* [Element location listings]:
—————
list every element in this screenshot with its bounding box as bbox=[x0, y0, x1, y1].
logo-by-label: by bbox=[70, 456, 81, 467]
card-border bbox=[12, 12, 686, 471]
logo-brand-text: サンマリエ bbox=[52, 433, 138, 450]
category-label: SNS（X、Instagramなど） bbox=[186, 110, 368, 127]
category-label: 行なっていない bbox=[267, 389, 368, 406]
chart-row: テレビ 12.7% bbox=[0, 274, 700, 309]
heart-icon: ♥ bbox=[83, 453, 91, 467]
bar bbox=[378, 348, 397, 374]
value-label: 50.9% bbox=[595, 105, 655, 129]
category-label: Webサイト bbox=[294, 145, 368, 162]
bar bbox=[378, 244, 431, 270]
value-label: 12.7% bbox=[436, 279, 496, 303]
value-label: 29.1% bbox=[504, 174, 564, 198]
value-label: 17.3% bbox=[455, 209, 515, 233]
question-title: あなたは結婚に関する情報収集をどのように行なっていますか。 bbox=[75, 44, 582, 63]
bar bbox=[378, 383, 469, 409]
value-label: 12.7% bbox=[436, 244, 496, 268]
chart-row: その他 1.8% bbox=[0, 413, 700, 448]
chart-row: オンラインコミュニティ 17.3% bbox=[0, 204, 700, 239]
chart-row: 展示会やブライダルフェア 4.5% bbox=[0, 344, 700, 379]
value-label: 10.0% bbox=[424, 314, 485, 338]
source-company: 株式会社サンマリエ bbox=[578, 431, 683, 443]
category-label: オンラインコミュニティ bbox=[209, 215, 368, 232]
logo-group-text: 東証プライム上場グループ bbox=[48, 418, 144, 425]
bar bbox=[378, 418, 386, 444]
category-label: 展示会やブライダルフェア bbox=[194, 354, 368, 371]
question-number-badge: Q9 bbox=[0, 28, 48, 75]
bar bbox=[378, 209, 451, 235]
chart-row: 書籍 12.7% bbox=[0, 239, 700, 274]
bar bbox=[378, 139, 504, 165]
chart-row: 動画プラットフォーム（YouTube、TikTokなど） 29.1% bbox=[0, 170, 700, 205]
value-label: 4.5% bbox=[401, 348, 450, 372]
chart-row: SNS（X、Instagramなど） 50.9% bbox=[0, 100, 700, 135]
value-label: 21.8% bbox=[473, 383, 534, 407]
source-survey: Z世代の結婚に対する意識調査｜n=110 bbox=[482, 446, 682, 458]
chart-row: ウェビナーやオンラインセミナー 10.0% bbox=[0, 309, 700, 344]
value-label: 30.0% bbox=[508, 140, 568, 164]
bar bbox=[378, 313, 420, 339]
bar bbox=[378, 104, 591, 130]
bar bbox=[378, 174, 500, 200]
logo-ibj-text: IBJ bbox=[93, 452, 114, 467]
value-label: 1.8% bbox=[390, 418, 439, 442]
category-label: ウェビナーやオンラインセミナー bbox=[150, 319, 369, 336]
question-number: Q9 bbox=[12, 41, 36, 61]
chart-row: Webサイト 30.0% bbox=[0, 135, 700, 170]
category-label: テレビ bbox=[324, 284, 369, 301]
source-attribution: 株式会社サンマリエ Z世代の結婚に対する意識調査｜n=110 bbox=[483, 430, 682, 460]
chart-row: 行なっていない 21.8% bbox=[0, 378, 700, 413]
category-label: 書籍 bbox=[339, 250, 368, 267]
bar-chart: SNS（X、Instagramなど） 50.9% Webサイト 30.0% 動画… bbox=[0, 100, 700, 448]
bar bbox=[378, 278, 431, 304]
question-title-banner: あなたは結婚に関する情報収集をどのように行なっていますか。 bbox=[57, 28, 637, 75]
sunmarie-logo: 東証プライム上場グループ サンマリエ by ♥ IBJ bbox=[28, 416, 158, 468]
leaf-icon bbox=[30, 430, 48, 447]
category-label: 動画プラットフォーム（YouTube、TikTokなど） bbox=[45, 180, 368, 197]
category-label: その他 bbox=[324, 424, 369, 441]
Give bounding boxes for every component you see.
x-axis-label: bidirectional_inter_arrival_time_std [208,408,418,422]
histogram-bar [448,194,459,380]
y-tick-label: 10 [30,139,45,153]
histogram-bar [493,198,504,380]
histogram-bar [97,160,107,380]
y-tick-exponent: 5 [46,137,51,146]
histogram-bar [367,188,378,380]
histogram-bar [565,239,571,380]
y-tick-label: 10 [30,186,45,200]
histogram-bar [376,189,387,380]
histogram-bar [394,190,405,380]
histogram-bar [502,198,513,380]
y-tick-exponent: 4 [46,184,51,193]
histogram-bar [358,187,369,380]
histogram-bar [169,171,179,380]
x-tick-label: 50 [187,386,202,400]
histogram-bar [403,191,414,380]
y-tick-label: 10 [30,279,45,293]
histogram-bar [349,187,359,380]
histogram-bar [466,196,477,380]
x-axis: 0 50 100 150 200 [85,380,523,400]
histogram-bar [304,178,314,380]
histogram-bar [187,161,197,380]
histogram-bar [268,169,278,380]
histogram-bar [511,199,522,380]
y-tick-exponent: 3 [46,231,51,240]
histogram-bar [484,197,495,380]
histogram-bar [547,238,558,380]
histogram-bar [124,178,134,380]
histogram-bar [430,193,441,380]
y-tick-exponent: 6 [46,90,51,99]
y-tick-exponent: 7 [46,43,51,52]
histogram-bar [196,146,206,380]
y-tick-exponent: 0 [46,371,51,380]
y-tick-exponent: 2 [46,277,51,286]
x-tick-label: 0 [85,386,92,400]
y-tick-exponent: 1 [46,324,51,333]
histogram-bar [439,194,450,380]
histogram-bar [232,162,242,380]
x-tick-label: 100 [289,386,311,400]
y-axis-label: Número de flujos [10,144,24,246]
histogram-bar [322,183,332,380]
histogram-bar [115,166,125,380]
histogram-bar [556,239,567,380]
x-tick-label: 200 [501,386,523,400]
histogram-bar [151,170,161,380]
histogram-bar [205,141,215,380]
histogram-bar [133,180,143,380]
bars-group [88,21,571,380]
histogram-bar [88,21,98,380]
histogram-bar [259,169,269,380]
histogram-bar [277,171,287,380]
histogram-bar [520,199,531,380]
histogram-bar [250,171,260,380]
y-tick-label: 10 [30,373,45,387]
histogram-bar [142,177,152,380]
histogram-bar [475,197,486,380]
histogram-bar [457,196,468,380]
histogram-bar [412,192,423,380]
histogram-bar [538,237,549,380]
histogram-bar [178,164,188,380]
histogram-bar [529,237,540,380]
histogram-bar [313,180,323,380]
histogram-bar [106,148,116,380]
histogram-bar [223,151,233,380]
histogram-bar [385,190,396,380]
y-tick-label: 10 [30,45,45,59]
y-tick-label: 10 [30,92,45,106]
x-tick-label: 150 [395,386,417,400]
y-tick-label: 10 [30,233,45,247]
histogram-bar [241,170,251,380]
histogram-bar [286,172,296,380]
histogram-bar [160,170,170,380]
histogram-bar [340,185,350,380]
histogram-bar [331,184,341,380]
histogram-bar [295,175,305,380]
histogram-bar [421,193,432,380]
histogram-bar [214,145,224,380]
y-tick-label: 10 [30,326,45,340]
—————
* [INSTRUCTION]: Reproduce all of the data above line for line, without changing a single character.

* [ANSWER TO THE PROBLEM]:
list every element in this screenshot with its bounding box as bbox=[x0, y0, x1, y1].
logo-by-label: by bbox=[70, 456, 81, 467]
card-border bbox=[12, 12, 686, 471]
logo-brand-text: サンマリエ bbox=[52, 433, 138, 450]
category-label: SNS（X、Instagramなど） bbox=[186, 110, 368, 127]
category-label: 行なっていない bbox=[267, 389, 368, 406]
chart-row: テレビ 12.7% bbox=[0, 274, 700, 309]
heart-icon: ♥ bbox=[83, 453, 91, 467]
bar bbox=[378, 348, 397, 374]
value-label: 50.9% bbox=[595, 105, 655, 129]
category-label: Webサイト bbox=[294, 145, 368, 162]
bar bbox=[378, 244, 431, 270]
value-label: 12.7% bbox=[436, 279, 496, 303]
value-label: 29.1% bbox=[504, 174, 564, 198]
value-label: 17.3% bbox=[455, 209, 515, 233]
question-title: あなたは結婚に関する情報収集をどのように行なっていますか。 bbox=[75, 44, 582, 63]
bar bbox=[378, 383, 469, 409]
value-label: 12.7% bbox=[436, 244, 496, 268]
chart-row: その他 1.8% bbox=[0, 413, 700, 448]
chart-row: オンラインコミュニティ 17.3% bbox=[0, 204, 700, 239]
chart-row: 展示会やブライダルフェア 4.5% bbox=[0, 344, 700, 379]
value-label: 10.0% bbox=[424, 314, 485, 338]
source-company: 株式会社サンマリエ bbox=[578, 431, 683, 443]
category-label: オンラインコミュニティ bbox=[209, 215, 368, 232]
logo-group-text: 東証プライム上場グループ bbox=[48, 418, 144, 425]
bar bbox=[378, 418, 386, 444]
category-label: 展示会やブライダルフェア bbox=[194, 354, 368, 371]
question-number-badge: Q9 bbox=[0, 28, 48, 75]
bar bbox=[378, 209, 451, 235]
chart-row: 書籍 12.7% bbox=[0, 239, 700, 274]
bar bbox=[378, 139, 504, 165]
chart-row: 動画プラットフォーム（YouTube、TikTokなど） 29.1% bbox=[0, 170, 700, 205]
value-label: 4.5% bbox=[401, 348, 450, 372]
chart-row: SNS（X、Instagramなど） 50.9% bbox=[0, 100, 700, 135]
value-label: 21.8% bbox=[473, 383, 534, 407]
source-survey: Z世代の結婚に対する意識調査｜n=110 bbox=[482, 446, 682, 458]
chart-row: ウェビナーやオンラインセミナー 10.0% bbox=[0, 309, 700, 344]
value-label: 30.0% bbox=[508, 140, 568, 164]
bar bbox=[378, 313, 420, 339]
bar bbox=[378, 104, 591, 130]
bar bbox=[378, 174, 500, 200]
logo-ibj-text: IBJ bbox=[93, 452, 114, 467]
value-label: 1.8% bbox=[390, 418, 439, 442]
category-label: ウェビナーやオンラインセミナー bbox=[150, 319, 369, 336]
question-number: Q9 bbox=[12, 41, 36, 61]
chart-row: Webサイト 30.0% bbox=[0, 135, 700, 170]
category-label: テレビ bbox=[324, 284, 369, 301]
source-attribution: 株式会社サンマリエ Z世代の結婚に対する意識調査｜n=110 bbox=[483, 430, 682, 460]
chart-row: 行なっていない 21.8% bbox=[0, 378, 700, 413]
category-label: 書籍 bbox=[339, 250, 368, 267]
bar-chart: SNS（X、Instagramなど） 50.9% Webサイト 30.0% 動画… bbox=[0, 100, 700, 448]
bar bbox=[378, 278, 431, 304]
question-title-banner: あなたは結婚に関する情報収集をどのように行なっていますか。 bbox=[57, 28, 637, 75]
sunmarie-logo: 東証プライム上場グループ サンマリエ by ♥ IBJ bbox=[28, 416, 158, 468]
leaf-icon bbox=[30, 430, 48, 447]
category-label: 動画プラットフォーム（YouTube、TikTokなど） bbox=[45, 180, 368, 197]
category-label: その他 bbox=[324, 424, 369, 441]
Give bounding boxes for every component you see.
x-axis-label: bidirectional_inter_arrival_time_std [208,408,418,422]
histogram-bar [448,194,459,380]
y-tick-label: 10 [30,139,45,153]
histogram-bar [493,198,504,380]
histogram-bar [97,160,107,380]
y-tick-exponent: 5 [46,137,51,146]
histogram-bar [367,188,378,380]
histogram-bar [565,239,571,380]
y-tick-label: 10 [30,186,45,200]
histogram-bar [376,189,387,380]
histogram-bar [394,190,405,380]
histogram-bar [502,198,513,380]
y-tick-exponent: 4 [46,184,51,193]
histogram-bar [358,187,369,380]
histogram-bar [169,171,179,380]
x-tick-label: 50 [187,386,202,400]
histogram-bar [403,191,414,380]
y-tick-label: 10 [30,279,45,293]
histogram-bar [349,187,359,380]
histogram-bar [466,196,477,380]
x-axis: 0 50 100 150 200 [85,380,523,400]
histogram-bar [304,178,314,380]
histogram-bar [187,161,197,380]
histogram-bar [268,169,278,380]
histogram-bar [511,199,522,380]
y-tick-exponent: 3 [46,231,51,240]
histogram-bar [484,197,495,380]
histogram-bar [547,238,558,380]
histogram-bar [124,178,134,380]
histogram-bar [430,193,441,380]
y-tick-exponent: 6 [46,90,51,99]
y-tick-exponent: 7 [46,43,51,52]
histogram-bar [196,146,206,380]
y-tick-exponent: 0 [46,371,51,380]
y-tick-exponent: 2 [46,277,51,286]
x-tick-label: 0 [85,386,92,400]
y-tick-exponent: 1 [46,324,51,333]
histogram-bar [439,194,450,380]
histogram-bar [232,162,242,380]
x-tick-label: 100 [289,386,311,400]
y-axis-label: Número de flujos [10,144,24,246]
histogram-bar [322,183,332,380]
histogram-bar [115,166,125,380]
histogram-bar [556,239,567,380]
x-tick-label: 200 [501,386,523,400]
histogram-bar [151,170,161,380]
histogram-bar [205,141,215,380]
histogram-bar [133,180,143,380]
bars-group [88,21,571,380]
histogram-bar [88,21,98,380]
histogram-bar [259,169,269,380]
histogram-bar [277,171,287,380]
histogram-bar [520,199,531,380]
histogram-bar [250,171,260,380]
y-tick-label: 10 [30,373,45,387]
histogram-bar [142,177,152,380]
histogram-bar [475,197,486,380]
histogram-bar [457,196,468,380]
histogram-bar [412,192,423,380]
histogram-bar [538,237,549,380]
histogram-bar [178,164,188,380]
histogram-bar [529,237,540,380]
histogram-bar [313,180,323,380]
histogram-bar [106,148,116,380]
histogram-bar [223,151,233,380]
histogram-bar [385,190,396,380]
y-tick-label: 10 [30,45,45,59]
y-tick-label: 10 [30,92,45,106]
x-tick-label: 150 [395,386,417,400]
y-tick-label: 10 [30,233,45,247]
histogram-bar [241,170,251,380]
histogram-bar [286,172,296,380]
histogram-bar [160,170,170,380]
histogram-bar [340,185,350,380]
histogram-bar [331,184,341,380]
histogram-bar [295,175,305,380]
histogram-bar [421,193,432,380]
histogram-bar [214,145,224,380]
y-tick-label: 10 [30,326,45,340]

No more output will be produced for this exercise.